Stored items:
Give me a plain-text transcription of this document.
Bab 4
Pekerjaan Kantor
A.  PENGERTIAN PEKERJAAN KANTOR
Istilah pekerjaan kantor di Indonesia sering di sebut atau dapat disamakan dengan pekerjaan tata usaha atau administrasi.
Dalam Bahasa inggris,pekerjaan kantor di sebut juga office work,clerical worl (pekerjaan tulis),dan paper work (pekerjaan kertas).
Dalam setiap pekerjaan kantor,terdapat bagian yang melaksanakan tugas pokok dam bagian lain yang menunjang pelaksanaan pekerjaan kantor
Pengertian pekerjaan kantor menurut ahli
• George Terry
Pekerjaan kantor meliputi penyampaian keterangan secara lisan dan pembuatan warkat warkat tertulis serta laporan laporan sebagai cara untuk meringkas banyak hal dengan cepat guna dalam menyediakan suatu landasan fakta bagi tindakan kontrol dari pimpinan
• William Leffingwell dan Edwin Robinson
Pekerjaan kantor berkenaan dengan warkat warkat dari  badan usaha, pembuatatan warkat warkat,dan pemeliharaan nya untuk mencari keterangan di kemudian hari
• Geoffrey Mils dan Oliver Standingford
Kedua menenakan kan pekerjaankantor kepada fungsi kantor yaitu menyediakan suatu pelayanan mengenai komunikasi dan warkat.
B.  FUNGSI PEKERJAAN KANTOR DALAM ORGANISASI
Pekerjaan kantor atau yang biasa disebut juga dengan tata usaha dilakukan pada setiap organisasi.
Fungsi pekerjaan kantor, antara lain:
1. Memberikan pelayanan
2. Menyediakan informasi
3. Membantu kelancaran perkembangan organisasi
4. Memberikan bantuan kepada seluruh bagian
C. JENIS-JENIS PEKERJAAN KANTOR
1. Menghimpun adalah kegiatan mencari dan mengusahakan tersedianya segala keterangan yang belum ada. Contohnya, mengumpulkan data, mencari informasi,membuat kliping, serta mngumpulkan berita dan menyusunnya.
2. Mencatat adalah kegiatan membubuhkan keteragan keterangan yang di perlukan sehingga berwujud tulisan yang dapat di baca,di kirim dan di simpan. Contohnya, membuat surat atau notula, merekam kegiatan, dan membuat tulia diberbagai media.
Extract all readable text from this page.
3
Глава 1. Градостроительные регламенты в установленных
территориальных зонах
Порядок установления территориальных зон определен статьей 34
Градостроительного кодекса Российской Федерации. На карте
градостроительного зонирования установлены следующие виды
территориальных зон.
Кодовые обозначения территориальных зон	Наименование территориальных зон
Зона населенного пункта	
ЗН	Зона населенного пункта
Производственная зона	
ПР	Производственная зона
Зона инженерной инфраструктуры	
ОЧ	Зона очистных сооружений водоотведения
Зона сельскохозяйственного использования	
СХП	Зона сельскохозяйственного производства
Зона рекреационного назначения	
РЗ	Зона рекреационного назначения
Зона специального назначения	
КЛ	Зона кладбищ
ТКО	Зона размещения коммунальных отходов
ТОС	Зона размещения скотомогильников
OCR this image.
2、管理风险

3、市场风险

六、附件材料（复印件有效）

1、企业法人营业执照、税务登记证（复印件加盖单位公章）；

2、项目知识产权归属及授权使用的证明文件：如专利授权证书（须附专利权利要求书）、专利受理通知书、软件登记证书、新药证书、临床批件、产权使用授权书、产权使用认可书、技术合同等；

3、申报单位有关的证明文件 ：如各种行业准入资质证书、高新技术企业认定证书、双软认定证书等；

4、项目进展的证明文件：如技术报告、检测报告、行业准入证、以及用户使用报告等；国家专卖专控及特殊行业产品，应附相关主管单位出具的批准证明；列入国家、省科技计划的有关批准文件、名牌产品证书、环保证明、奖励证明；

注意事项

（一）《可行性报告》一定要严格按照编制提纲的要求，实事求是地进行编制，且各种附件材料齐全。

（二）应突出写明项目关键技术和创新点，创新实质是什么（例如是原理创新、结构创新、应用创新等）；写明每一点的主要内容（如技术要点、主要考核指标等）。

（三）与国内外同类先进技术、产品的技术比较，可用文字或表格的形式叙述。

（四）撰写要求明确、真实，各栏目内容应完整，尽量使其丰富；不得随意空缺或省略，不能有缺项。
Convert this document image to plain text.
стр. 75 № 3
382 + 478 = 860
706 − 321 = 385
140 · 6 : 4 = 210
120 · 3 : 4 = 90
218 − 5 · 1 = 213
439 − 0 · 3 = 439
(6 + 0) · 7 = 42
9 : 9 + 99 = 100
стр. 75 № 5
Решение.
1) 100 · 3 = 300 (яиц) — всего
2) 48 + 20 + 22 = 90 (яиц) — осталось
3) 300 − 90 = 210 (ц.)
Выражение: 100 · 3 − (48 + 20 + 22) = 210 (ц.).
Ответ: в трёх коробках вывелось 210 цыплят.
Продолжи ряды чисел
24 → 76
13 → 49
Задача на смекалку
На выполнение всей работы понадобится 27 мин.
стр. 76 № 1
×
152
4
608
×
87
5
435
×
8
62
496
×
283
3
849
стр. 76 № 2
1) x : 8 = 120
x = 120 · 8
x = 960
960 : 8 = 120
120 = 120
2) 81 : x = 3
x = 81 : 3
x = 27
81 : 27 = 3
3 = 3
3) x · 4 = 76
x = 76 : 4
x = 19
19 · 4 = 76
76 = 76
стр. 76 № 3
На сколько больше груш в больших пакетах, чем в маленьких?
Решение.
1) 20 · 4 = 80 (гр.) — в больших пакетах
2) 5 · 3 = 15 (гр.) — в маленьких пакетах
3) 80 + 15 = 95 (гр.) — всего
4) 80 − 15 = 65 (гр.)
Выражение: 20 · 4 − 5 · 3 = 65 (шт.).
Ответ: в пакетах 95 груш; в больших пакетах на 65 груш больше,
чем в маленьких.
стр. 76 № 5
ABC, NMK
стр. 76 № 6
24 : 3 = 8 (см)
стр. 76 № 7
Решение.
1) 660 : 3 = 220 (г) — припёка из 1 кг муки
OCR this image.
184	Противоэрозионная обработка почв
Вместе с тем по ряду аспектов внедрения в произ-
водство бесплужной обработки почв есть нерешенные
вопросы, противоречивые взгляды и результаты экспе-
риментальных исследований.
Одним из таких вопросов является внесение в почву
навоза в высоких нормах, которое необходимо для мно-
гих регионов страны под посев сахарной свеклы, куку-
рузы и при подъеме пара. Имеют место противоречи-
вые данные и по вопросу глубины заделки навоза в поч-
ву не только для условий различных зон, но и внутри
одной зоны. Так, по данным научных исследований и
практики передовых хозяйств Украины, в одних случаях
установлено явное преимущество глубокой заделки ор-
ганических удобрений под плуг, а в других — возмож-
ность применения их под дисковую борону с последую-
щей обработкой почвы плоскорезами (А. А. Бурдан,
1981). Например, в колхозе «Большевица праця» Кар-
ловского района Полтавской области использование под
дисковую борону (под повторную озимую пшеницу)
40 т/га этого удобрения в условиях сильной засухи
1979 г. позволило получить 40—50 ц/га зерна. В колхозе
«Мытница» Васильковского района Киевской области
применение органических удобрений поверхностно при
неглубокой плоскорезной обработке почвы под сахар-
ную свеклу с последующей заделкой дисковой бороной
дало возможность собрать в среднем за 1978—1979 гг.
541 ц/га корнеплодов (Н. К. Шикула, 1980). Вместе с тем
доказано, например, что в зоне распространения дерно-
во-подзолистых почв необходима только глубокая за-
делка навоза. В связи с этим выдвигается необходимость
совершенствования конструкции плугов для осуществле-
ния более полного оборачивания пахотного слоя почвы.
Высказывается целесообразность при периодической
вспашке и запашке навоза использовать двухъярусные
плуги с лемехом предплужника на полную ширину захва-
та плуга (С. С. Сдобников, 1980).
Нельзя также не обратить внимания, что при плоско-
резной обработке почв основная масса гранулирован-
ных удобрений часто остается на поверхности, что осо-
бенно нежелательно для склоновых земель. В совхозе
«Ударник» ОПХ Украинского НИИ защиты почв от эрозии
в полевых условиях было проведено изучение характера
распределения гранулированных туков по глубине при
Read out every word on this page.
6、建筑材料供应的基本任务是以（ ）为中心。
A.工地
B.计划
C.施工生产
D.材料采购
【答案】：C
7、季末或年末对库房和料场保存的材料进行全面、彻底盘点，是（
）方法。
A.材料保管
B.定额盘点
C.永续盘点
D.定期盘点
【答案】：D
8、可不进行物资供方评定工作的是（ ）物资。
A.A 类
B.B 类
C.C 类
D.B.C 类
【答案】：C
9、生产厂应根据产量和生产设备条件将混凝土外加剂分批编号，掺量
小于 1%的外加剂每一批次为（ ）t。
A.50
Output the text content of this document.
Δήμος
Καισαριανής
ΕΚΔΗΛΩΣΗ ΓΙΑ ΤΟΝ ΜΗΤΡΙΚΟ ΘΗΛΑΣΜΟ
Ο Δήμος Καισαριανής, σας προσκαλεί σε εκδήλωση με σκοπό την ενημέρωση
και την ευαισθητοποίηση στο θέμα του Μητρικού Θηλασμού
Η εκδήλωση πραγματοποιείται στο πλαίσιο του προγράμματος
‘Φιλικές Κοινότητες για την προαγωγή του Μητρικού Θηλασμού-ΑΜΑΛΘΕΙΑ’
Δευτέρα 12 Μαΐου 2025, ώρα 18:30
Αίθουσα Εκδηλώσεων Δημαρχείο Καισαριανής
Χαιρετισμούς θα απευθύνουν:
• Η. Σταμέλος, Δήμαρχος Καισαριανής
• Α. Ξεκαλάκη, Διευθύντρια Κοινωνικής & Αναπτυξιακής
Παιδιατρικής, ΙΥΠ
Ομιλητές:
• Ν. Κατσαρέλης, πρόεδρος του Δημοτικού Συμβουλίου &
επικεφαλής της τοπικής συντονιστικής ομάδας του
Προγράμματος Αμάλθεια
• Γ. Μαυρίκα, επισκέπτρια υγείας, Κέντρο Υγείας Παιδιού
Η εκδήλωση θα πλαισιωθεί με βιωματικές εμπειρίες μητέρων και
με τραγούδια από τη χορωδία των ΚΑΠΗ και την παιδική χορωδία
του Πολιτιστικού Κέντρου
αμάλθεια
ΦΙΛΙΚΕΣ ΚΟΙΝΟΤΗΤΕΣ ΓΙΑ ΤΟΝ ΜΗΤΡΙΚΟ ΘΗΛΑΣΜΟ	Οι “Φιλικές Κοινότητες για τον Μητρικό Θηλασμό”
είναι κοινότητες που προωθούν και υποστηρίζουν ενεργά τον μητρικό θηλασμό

## Work to complete:
Among the entries above, identify all lines with "населенного" and copy them.

## Exercise response:
Зона населенного пункта	
ЗН	Зона населенного пункта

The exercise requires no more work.